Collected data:
● ● ● ● ● ● ●

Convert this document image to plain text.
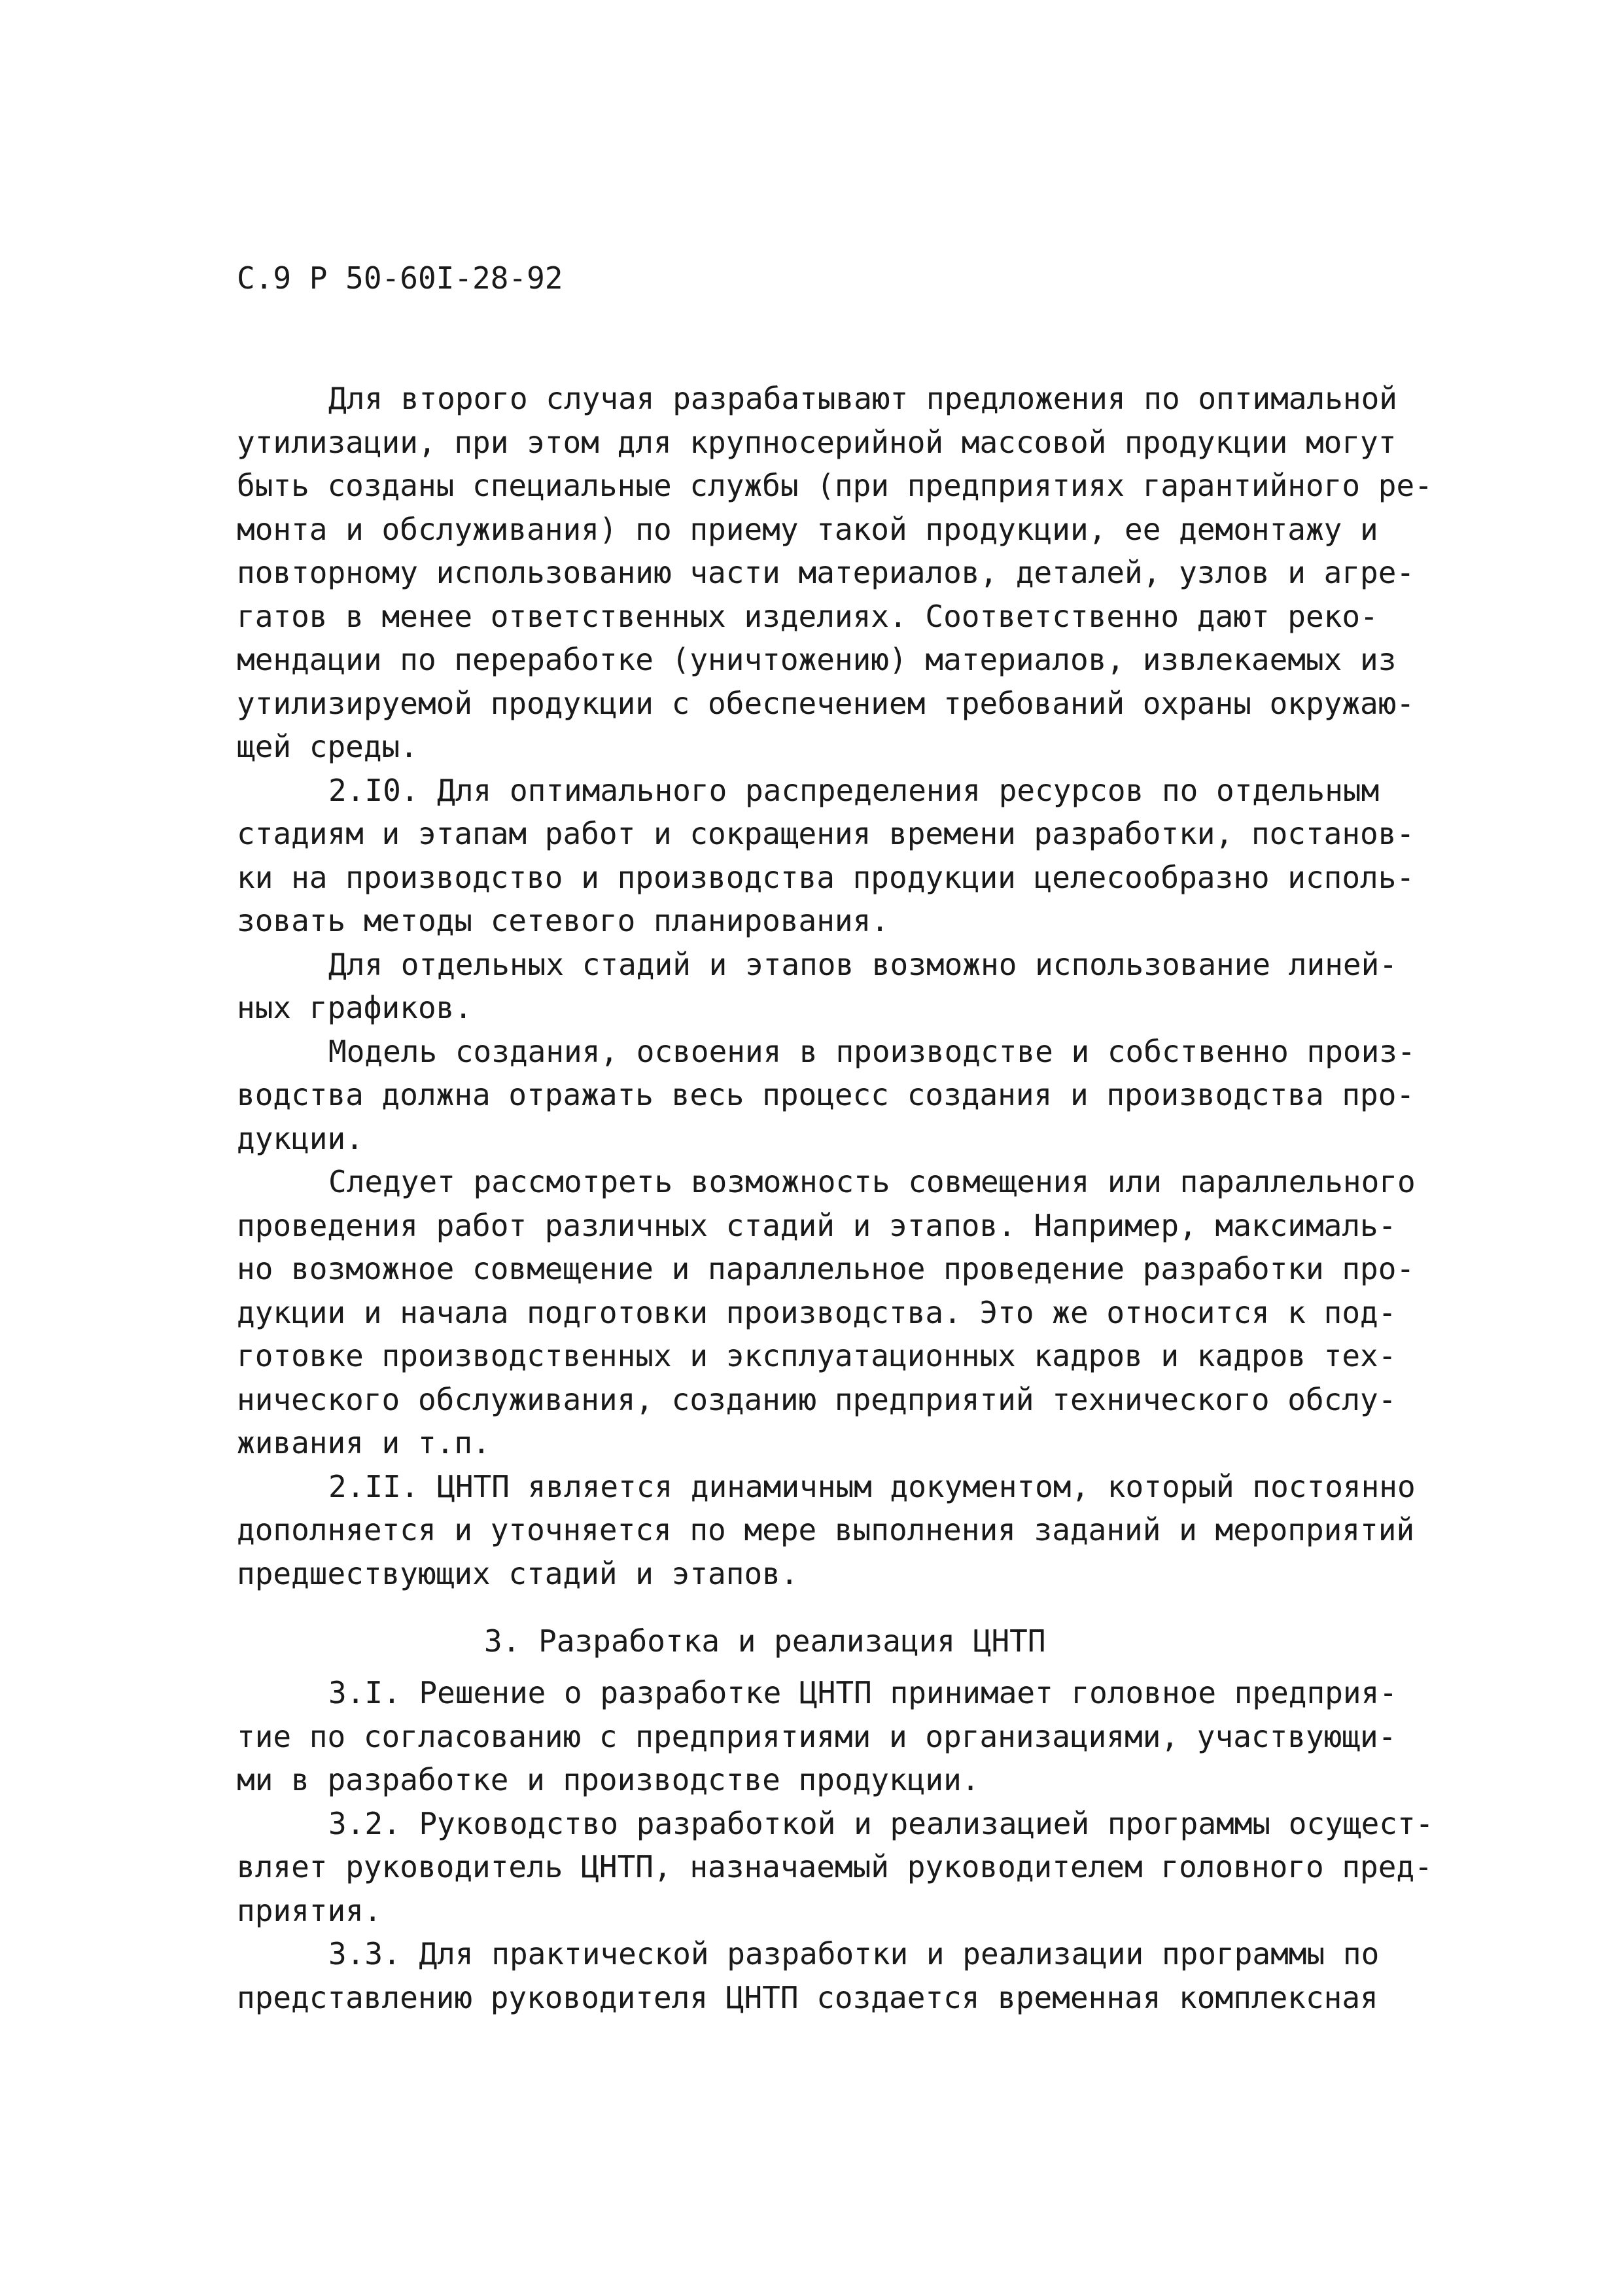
С.9 Р 50-60I-28-92
Для второго случая разрабатывают предложения по оптимальной
утилизации, при этом для крупносерийной массовой продукции могут
быть созданы специальные службы (при предприятиях гарантийного ре-
монта и обслуживания) по приему такой продукции, ее демонтажу и
повторному использованию части материалов, деталей, узлов и агре-
гатов в менее ответственных изделиях. Соответственно дают реко-
мендации по переработке (уничтожению) материалов, извлекаемых из
утилизируемой продукции с обеспечением требований охраны окружаю-
щей среды.
2.I0. Для оптимального распределения ресурсов по отдельным
стадиям и этапам работ и сокращения времени разработки, постанов-
ки на производство и производства продукции целесообразно исполь-
зовать методы сетевого планирования.
Для отдельных стадий и этапов возможно использование линей-
ных графиков.
Модель создания, освоения в производстве и собственно произ-
водства должна отражать весь процесс создания и производства про-
дукции.
Следует рассмотреть возможность совмещения или параллельного
проведения работ различных стадий и этапов. Например, максималь-
но возможное совмещение и параллельное проведение разработки про-
дукции и начала подготовки производства. Это же относится к под-
готовке производственных и эксплуатационных кадров и кадров тех-
нического обслуживания, созданию предприятий технического обслу-
живания и т.п.
2.II. ЦНТП является динамичным документом, который постоянно
дополняется и уточняется по мере выполнения заданий и мероприятий
предшествующих стадий и этапов.
3. Разработка и реализация ЦНТП
3.I. Решение о разработке ЦНТП принимает головное предприя-
тие по согласованию с предприятиями и организациями, участвующи-
ми в разработке и производстве продукции.
3.2. Руководство разработкой и реализацией программы осущест-
вляет руководитель ЦНТП, назначаемый руководителем головного пред-
приятия.
3.3. Для практической разработки и реализации программы по
представлению руководителя ЦНТП создается временная комплексная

● ● ● ● ● ● ●

= Work to complete =
Pictures stay out; repeat all the rest of the records exactly.

= Task answer =
Convert this document image to plain text.
С.9 Р 50-60I-28-92
Для второго случая разрабатывают предложения по оптимальной
утилизации, при этом для крупносерийной массовой продукции могут
быть созданы специальные службы (при предприятиях гарантийного ре-
монта и обслуживания) по приему такой продукции, ее демонтажу и
повторному использованию части материалов, деталей, узлов и агре-
гатов в менее ответственных изделиях. Соответственно дают реко-
мендации по переработке (уничтожению) материалов, извлекаемых из
утилизируемой продукции с обеспечением требований охраны окружаю-
щей среды.
2.I0. Для оптимального распределения ресурсов по отдельным
стадиям и этапам работ и сокращения времени разработки, постанов-
ки на производство и производства продукции целесообразно исполь-
зовать методы сетевого планирования.
Для отдельных стадий и этапов возможно использование линей-
ных графиков.
Модель создания, освоения в производстве и собственно произ-
водства должна отражать весь процесс создания и производства про-
дукции.
Следует рассмотреть возможность совмещения или параллельного
проведения работ различных стадий и этапов. Например, максималь-
но возможное совмещение и параллельное проведение разработки про-
дукции и начала подготовки производства. Это же относится к под-
готовке производственных и эксплуатационных кадров и кадров тех-
нического обслуживания, созданию предприятий технического обслу-
живания и т.п.
2.II. ЦНТП является динамичным документом, который постоянно
дополняется и уточняется по мере выполнения заданий и мероприятий
предшествующих стадий и этапов.
3. Разработка и реализация ЦНТП
3.I. Решение о разработке ЦНТП принимает головное предприя-
тие по согласованию с предприятиями и организациями, участвующи-
ми в разработке и производстве продукции.
3.2. Руководство разработкой и реализацией программы осущест-
вляет руководитель ЦНТП, назначаемый руководителем головного пред-
приятия.
3.3. Для практической разработки и реализации программы по
представлению руководителя ЦНТП создается временная комплексная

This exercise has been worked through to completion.